<<<<

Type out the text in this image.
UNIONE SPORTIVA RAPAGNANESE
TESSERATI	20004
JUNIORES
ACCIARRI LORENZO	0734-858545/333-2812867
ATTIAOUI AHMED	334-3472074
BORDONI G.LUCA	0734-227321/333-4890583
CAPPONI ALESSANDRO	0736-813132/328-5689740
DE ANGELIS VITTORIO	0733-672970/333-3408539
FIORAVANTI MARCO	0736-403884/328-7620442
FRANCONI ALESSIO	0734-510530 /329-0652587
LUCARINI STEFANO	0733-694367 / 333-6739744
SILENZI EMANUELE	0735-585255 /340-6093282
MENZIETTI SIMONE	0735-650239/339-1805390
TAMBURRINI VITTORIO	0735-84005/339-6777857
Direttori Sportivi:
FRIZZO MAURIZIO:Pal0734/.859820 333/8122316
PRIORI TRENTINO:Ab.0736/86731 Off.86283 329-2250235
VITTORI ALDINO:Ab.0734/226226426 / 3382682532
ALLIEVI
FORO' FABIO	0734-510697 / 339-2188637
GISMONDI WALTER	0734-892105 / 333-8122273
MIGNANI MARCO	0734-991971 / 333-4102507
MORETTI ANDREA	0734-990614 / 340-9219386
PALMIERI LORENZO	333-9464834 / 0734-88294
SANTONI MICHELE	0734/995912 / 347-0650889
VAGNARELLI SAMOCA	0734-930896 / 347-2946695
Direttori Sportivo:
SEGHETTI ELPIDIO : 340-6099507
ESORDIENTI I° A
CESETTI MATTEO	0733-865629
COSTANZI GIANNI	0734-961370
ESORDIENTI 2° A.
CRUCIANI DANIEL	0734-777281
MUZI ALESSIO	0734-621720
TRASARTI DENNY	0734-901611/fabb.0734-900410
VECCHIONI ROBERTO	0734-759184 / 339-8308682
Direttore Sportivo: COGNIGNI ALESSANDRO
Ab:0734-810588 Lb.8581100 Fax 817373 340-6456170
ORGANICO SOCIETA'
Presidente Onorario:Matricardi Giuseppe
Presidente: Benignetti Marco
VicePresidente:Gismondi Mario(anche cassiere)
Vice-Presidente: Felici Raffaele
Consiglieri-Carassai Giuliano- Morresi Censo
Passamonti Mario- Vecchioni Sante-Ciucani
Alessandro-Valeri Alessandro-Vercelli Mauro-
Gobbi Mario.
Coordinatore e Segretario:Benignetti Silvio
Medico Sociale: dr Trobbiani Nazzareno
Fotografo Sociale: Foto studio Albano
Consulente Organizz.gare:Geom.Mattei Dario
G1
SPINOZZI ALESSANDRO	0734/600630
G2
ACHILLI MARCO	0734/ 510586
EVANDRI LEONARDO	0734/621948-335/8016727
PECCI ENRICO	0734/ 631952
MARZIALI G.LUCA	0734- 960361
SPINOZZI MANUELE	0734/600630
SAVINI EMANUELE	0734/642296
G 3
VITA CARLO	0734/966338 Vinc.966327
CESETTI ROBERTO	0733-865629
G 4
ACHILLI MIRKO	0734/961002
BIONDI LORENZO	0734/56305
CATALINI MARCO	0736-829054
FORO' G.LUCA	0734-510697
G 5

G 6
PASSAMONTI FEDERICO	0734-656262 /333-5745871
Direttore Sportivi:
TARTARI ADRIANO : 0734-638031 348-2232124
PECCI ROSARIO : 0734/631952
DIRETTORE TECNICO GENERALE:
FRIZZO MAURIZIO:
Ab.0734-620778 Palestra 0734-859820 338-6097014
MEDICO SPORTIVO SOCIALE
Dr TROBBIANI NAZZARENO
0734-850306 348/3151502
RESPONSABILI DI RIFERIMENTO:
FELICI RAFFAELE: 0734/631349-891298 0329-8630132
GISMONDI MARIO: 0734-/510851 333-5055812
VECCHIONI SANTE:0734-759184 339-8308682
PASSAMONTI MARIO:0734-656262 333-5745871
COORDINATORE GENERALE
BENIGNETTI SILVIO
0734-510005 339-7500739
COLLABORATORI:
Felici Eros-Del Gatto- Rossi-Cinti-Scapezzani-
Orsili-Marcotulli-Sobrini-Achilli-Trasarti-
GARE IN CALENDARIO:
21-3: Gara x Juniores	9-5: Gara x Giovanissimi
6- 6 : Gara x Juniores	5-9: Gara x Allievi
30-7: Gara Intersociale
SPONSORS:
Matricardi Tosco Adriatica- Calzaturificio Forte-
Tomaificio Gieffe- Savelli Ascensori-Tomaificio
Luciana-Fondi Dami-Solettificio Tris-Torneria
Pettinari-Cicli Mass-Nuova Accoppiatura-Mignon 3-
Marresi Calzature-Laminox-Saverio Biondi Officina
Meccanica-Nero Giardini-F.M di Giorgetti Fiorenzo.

>>>>

■ Written instruction ■
Copy out every line with the word "Direttori".

■ Response to the task ■
Direttori Sportivi:
Direttori Sportivo:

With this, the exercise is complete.